--- begin ---
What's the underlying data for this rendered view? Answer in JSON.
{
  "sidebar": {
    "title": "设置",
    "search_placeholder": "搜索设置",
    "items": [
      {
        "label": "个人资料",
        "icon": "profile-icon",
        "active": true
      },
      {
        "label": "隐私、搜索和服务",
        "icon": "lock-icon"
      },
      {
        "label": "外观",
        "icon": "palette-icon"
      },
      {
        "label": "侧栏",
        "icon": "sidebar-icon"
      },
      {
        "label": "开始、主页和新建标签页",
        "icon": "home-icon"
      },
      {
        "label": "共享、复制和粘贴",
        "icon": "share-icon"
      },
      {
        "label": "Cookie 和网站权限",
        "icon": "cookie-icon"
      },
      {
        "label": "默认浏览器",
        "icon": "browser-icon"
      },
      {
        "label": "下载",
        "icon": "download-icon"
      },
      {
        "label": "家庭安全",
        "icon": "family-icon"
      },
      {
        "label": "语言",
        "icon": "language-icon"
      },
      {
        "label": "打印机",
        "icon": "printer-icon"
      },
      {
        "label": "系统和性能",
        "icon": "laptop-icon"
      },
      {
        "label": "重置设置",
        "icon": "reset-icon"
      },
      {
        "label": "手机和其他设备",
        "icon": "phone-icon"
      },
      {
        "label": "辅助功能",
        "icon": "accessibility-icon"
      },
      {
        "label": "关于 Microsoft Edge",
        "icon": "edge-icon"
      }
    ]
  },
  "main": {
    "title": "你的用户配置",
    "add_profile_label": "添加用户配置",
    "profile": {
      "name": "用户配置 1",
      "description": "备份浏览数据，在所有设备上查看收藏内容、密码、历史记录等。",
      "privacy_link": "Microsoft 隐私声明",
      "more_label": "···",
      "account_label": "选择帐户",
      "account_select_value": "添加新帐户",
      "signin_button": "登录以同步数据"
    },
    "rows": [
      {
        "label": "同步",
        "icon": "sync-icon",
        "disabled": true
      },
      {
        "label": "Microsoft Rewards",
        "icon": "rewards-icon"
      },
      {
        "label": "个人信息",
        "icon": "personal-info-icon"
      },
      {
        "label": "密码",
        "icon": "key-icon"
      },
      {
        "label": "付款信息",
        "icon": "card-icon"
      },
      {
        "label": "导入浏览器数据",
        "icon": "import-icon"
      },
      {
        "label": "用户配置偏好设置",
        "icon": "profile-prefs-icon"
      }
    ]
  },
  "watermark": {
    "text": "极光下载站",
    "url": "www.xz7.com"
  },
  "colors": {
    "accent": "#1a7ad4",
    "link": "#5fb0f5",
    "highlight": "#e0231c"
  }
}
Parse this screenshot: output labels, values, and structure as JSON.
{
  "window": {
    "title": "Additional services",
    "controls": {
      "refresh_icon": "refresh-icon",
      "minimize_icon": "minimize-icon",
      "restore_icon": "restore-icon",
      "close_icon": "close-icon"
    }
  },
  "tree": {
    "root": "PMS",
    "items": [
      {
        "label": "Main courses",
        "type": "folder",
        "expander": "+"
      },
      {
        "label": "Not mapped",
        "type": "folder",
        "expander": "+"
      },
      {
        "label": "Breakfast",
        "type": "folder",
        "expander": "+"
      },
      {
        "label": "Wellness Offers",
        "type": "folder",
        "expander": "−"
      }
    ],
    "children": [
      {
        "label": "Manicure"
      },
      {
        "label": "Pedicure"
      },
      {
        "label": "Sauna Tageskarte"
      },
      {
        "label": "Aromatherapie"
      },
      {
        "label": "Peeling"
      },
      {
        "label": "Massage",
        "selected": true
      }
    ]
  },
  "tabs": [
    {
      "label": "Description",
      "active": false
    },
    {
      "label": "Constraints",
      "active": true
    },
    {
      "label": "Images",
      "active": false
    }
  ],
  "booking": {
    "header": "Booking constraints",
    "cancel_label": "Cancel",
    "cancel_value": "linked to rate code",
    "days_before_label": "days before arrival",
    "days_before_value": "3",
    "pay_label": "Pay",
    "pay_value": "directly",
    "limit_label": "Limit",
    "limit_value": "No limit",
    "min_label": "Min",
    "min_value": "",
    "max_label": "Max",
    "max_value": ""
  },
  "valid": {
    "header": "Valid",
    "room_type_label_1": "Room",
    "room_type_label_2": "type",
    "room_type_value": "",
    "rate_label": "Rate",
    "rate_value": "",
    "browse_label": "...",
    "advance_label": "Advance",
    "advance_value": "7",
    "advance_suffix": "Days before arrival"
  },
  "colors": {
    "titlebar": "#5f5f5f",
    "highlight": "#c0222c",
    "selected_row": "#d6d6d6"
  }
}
--- end ---
Return every entry verbatim.

▶ [The reply]
What's the underlying data for this rendered view? Answer in JSON.
{
  "sidebar": {
    "title": "设置",
    "search_placeholder": "搜索设置",
    "items": [
      {
        "label": "个人资料",
        "icon": "profile-icon",
        "active": true
      },
      {
        "label": "隐私、搜索和服务",
        "icon": "lock-icon"
      },
      {
        "label": "外观",
        "icon": "palette-icon"
      },
      {
        "label": "侧栏",
        "icon": "sidebar-icon"
      },
      {
        "label": "开始、主页和新建标签页",
        "icon": "home-icon"
      },
      {
        "label": "共享、复制和粘贴",
        "icon": "share-icon"
      },
      {
        "label": "Cookie 和网站权限",
        "icon": "cookie-icon"
      },
      {
        "label": "默认浏览器",
        "icon": "browser-icon"
      },
      {
        "label": "下载",
        "icon": "download-icon"
      },
      {
        "label": "家庭安全",
        "icon": "family-icon"
      },
      {
        "label": "语言",
        "icon": "language-icon"
      },
      {
        "label": "打印机",
        "icon": "printer-icon"
      },
      {
        "label": "系统和性能",
        "icon": "laptop-icon"
      },
      {
        "label": "重置设置",
        "icon": "reset-icon"
      },
      {
        "label": "手机和其他设备",
        "icon": "phone-icon"
      },
      {
        "label": "辅助功能",
        "icon": "accessibility-icon"
      },
      {
        "label": "关于 Microsoft Edge",
        "icon": "edge-icon"
      }
    ]
  },
  "main": {
    "title": "你的用户配置",
    "add_profile_label": "添加用户配置",
    "profile": {
      "name": "用户配置 1",
      "description": "备份浏览数据，在所有设备上查看收藏内容、密码、历史记录等。",
      "privacy_link": "Microsoft 隐私声明",
      "more_label": "···",
      "account_label": "选择帐户",
      "account_select_value": "添加新帐户",
      "signin_button": "登录以同步数据"
    },
    "rows": [
      {
        "label": "同步",
        "icon": "sync-icon",
        "disabled": true
      },
      {
        "label": "Microsoft Rewards",
        "icon": "rewards-icon"
      },
      {
        "label": "个人信息",
        "icon": "personal-info-icon"
      },
      {
        "label": "密码",
        "icon": "key-icon"
      },
      {
        "label": "付款信息",
        "icon": "card-icon"
      },
      {
        "label": "导入浏览器数据",
        "icon": "import-icon"
      },
      {
        "label": "用户配置偏好设置",
        "icon": "profile-prefs-icon"
      }
    ]
  },
  "watermark": {
    "text": "极光下载站",
    "url": "www.xz7.com"
  },
  "colors": {
    "accent": "#1a7ad4",
    "link": "#5fb0f5",
    "highlight": "#e0231c"
  }
}
Parse this screenshot: output labels, values, and structure as JSON.
{
  "window": {
    "title": "Additional services",
    "controls": {
      "refresh_icon": "refresh-icon",
      "minimize_icon": "minimize-icon",
      "restore_icon": "restore-icon",
      "close_icon": "close-icon"
    }
  },
  "tree": {
    "root": "PMS",
    "items": [
      {
        "label": "Main courses",
        "type": "folder",
        "expander": "+"
      },
      {
        "label": "Not mapped",
        "type": "folder",
        "expander": "+"
      },
      {
        "label": "Breakfast",
        "type": "folder",
        "expander": "+"
      },
      {
        "label": "Wellness Offers",
        "type": "folder",
        "expander": "−"
      }
    ],
    "children": [
      {
        "label": "Manicure"
      },
      {
        "label": "Pedicure"
      },
      {
        "label": "Sauna Tageskarte"
      },
      {
        "label": "Aromatherapie"
      },
      {
        "label": "Peeling"
      },
      {
        "label": "Massage",
        "selected": true
      }
    ]
  },
  "tabs": [
    {
      "label": "Description",
      "active": false
    },
    {
      "label": "Constraints",
      "active": true
    },
    {
      "label": "Images",
      "active": false
    }
  ],
  "booking": {
    "header": "Booking constraints",
    "cancel_label": "Cancel",
    "cancel_value": "linked to rate code",
    "days_before_label": "days before arrival",
    "days_before_value": "3",
    "pay_label": "Pay",
    "pay_value": "directly",
    "limit_label": "Limit",
    "limit_value": "No limit",
    "min_label": "Min",
    "min_value": "",
    "max_label": "Max",
    "max_value": ""
  },
  "valid": {
    "header": "Valid",
    "room_type_label_1": "Room",
    "room_type_label_2": "type",
    "room_type_value": "",
    "rate_label": "Rate",
    "rate_value": "",
    "browse_label": "...",
    "advance_label": "Advance",
    "advance_value": "7",
    "advance_suffix": "Days before arrival"
  },
  "colors": {
    "titlebar": "#5f5f5f",
    "highlight": "#c0222c",
    "selected_row": "#d6d6d6"
  }
}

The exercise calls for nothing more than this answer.